-- EXTRACTED RECORDS start --
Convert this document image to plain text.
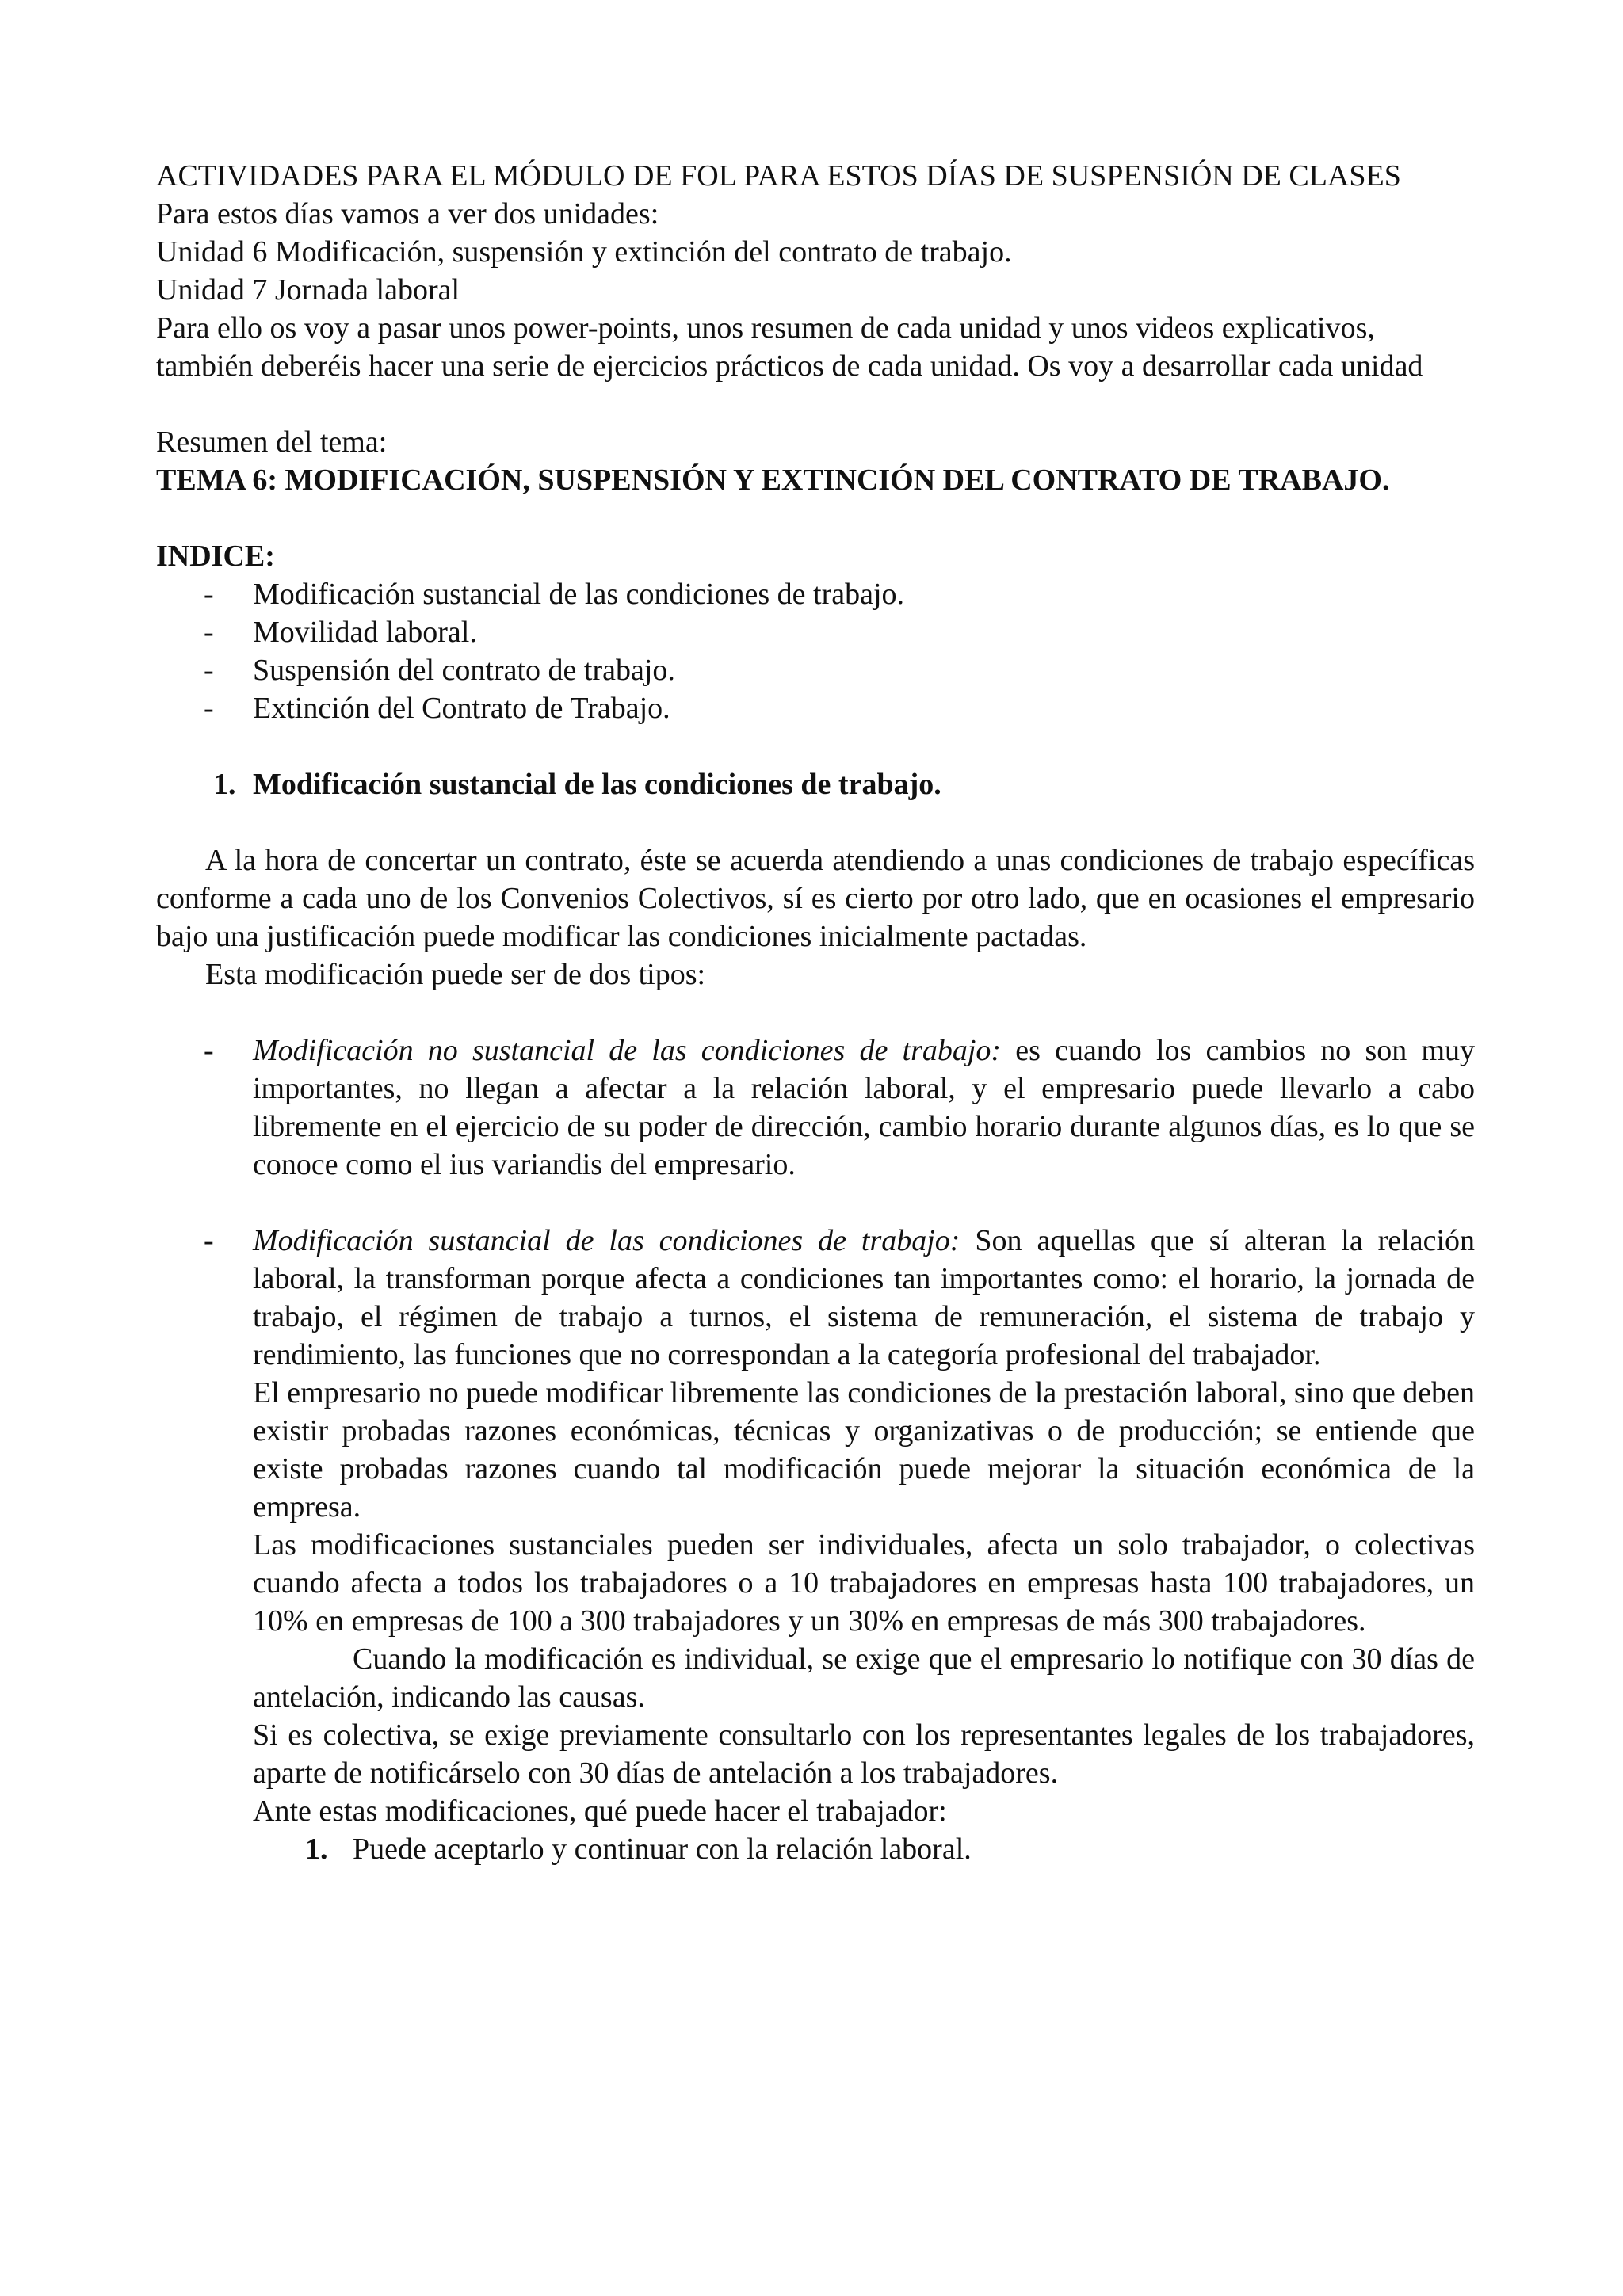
ACTIVIDADES PARA EL MÓDULO DE FOL PARA ESTOS DÍAS DE SUSPENSIÓN DE CLASES
Para estos días vamos a ver dos unidades:
Unidad 6 Modificación, suspensión y extinción del contrato de trabajo.
Unidad 7 Jornada laboral
Para ello os voy a pasar unos power-points, unos resumen de cada unidad y unos videos explicativos, también deberéis hacer una serie de ejercicios prácticos de cada unidad. Os voy a desarrollar cada unidad
Resumen del tema:
TEMA 6: MODIFICACIÓN, SUSPENSIÓN Y EXTINCIÓN DEL CONTRATO DE TRABAJO.
INDICE:
- Modificación sustancial de las condiciones de trabajo.
- Movilidad laboral.
- Suspensión del contrato de trabajo.
- Extinción del Contrato de Trabajo.
1. Modificación sustancial de las condiciones de trabajo.
A la hora de concertar un contrato, éste se acuerda atendiendo a unas condiciones de trabajo específicas conforme a cada uno de los Convenios Colectivos, sí es cierto por otro lado, que en ocasiones el empresario bajo una justificación puede modificar las condiciones inicialmente pactadas.
Esta modificación puede ser de dos tipos:
- Modificación no sustancial de las condiciones de trabajo: es cuando los cambios no son muy importantes, no llegan a afectar a la relación laboral, y el empresario puede llevarlo a cabo libremente en el ejercicio de su poder de dirección, cambio horario durante algunos días, es lo que se conoce como el ius variandis del empresario.
- Modificación sustancial de las condiciones de trabajo: Son aquellas que sí alteran la relación laboral, la transforman porque afecta a condiciones tan importantes como: el horario, la jornada de trabajo, el régimen de trabajo a turnos, el sistema de remuneración, el sistema de trabajo y rendimiento, las funciones que no correspondan a la categoría profesional del trabajador.
El empresario no puede modificar libremente las condiciones de la prestación laboral, sino que deben existir probadas razones económicas, técnicas y organizativas o de producción; se entiende que existe probadas razones cuando tal modificación puede mejorar la situación económica de la empresa.
Las modificaciones sustanciales pueden ser individuales, afecta un solo trabajador, o colectivas cuando afecta a todos los trabajadores o a 10 trabajadores en empresas hasta 100 trabajadores, un 10% en empresas de 100 a 300 trabajadores y un 30% en empresas de más 300 trabajadores.
Cuando la modificación es individual, se exige que el empresario lo notifique con 30 días de antelación, indicando las causas.
Si es colectiva, se exige previamente consultarlo con los representantes legales de los trabajadores, aparte de notificárselo con 30 días de antelación a los trabajadores.
Ante estas modificaciones, qué puede hacer el trabajador:
1. Puede aceptarlo y continuar con la relación laboral.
-- EXTRACTED RECORDS end --
- EXERCISE DIRECTIONS
Would you mind returning each entry above word for word, skipping the images?

- THE ANSWER
Convert this document image to plain text.
ACTIVIDADES PARA EL MÓDULO DE FOL PARA ESTOS DÍAS DE SUSPENSIÓN DE CLASES
Para estos días vamos a ver dos unidades:
Unidad 6 Modificación, suspensión y extinción del contrato de trabajo.
Unidad 7 Jornada laboral
Para ello os voy a pasar unos power-points, unos resumen de cada unidad y unos videos explicativos, también deberéis hacer una serie de ejercicios prácticos de cada unidad. Os voy a desarrollar cada unidad
Resumen del tema:
TEMA 6: MODIFICACIÓN, SUSPENSIÓN Y EXTINCIÓN DEL CONTRATO DE TRABAJO.
INDICE:
- Modificación sustancial de las condiciones de trabajo.
- Movilidad laboral.
- Suspensión del contrato de trabajo.
- Extinción del Contrato de Trabajo.
1. Modificación sustancial de las condiciones de trabajo.
A la hora de concertar un contrato, éste se acuerda atendiendo a unas condiciones de trabajo específicas conforme a cada uno de los Convenios Colectivos, sí es cierto por otro lado, que en ocasiones el empresario bajo una justificación puede modificar las condiciones inicialmente pactadas.
Esta modificación puede ser de dos tipos:
- Modificación no sustancial de las condiciones de trabajo: es cuando los cambios no son muy importantes, no llegan a afectar a la relación laboral, y el empresario puede llevarlo a cabo libremente en el ejercicio de su poder de dirección, cambio horario durante algunos días, es lo que se conoce como el ius variandis del empresario.
- Modificación sustancial de las condiciones de trabajo: Son aquellas que sí alteran la relación laboral, la transforman porque afecta a condiciones tan importantes como: el horario, la jornada de trabajo, el régimen de trabajo a turnos, el sistema de remuneración, el sistema de trabajo y rendimiento, las funciones que no correspondan a la categoría profesional del trabajador.
El empresario no puede modificar libremente las condiciones de la prestación laboral, sino que deben existir probadas razones económicas, técnicas y organizativas o de producción; se entiende que existe probadas razones cuando tal modificación puede mejorar la situación económica de la empresa.
Las modificaciones sustanciales pueden ser individuales, afecta un solo trabajador, o colectivas cuando afecta a todos los trabajadores o a 10 trabajadores en empresas hasta 100 trabajadores, un 10% en empresas de 100 a 300 trabajadores y un 30% en empresas de más 300 trabajadores.
Cuando la modificación es individual, se exige que el empresario lo notifique con 30 días de antelación, indicando las causas.
Si es colectiva, se exige previamente consultarlo con los representantes legales de los trabajadores, aparte de notificárselo con 30 días de antelación a los trabajadores.
Ante estas modificaciones, qué puede hacer el trabajador:
1. Puede aceptarlo y continuar con la relación laboral.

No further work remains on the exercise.